▶ What to do: Print all of the data exactly.

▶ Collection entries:
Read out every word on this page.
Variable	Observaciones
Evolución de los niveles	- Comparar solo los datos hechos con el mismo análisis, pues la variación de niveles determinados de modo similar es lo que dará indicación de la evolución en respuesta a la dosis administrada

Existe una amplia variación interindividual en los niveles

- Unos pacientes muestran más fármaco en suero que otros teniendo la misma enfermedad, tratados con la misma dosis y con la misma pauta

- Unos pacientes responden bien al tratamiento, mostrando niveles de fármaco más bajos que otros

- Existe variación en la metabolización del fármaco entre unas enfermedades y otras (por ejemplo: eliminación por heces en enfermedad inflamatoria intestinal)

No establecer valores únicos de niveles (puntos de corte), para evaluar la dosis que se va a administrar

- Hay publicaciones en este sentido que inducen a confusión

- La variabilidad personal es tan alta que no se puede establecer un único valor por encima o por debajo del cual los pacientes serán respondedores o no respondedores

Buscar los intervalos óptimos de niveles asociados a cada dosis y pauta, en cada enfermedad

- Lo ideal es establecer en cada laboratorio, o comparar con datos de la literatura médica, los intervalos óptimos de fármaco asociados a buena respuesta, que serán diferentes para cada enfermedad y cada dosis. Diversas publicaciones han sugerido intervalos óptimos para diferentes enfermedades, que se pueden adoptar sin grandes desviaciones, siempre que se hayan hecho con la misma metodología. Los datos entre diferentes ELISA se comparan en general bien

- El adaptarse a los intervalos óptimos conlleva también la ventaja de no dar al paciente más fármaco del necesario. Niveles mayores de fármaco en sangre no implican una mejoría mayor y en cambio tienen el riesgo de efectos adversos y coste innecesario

▶ Solution to this exercise:
Read out every word on this page.
Variable	Observaciones
Evolución de los niveles	- Comparar solo los datos hechos con el mismo análisis, pues la variación de niveles determinados de modo similar es lo que dará indicación de la evolución en respuesta a la dosis administrada

Existe una amplia variación interindividual en los niveles

- Unos pacientes muestran más fármaco en suero que otros teniendo la misma enfermedad, tratados con la misma dosis y con la misma pauta

- Unos pacientes responden bien al tratamiento, mostrando niveles de fármaco más bajos que otros

- Existe variación en la metabolización del fármaco entre unas enfermedades y otras (por ejemplo: eliminación por heces en enfermedad inflamatoria intestinal)

No establecer valores únicos de niveles (puntos de corte), para evaluar la dosis que se va a administrar

- Hay publicaciones en este sentido que inducen a confusión

- La variabilidad personal es tan alta que no se puede establecer un único valor por encima o por debajo del cual los pacientes serán respondedores o no respondedores

Buscar los intervalos óptimos de niveles asociados a cada dosis y pauta, en cada enfermedad

- Lo ideal es establecer en cada laboratorio, o comparar con datos de la literatura médica, los intervalos óptimos de fármaco asociados a buena respuesta, que serán diferentes para cada enfermedad y cada dosis. Diversas publicaciones han sugerido intervalos óptimos para diferentes enfermedades, que se pueden adoptar sin grandes desviaciones, siempre que se hayan hecho con la misma metodología. Los datos entre diferentes ELISA se comparan en general bien

- El adaptarse a los intervalos óptimos conlleva también la ventaja de no dar al paciente más fármaco del necesario. Niveles mayores de fármaco en sangre no implican una mejoría mayor y en cambio tienen el riesgo de efectos adversos y coste innecesario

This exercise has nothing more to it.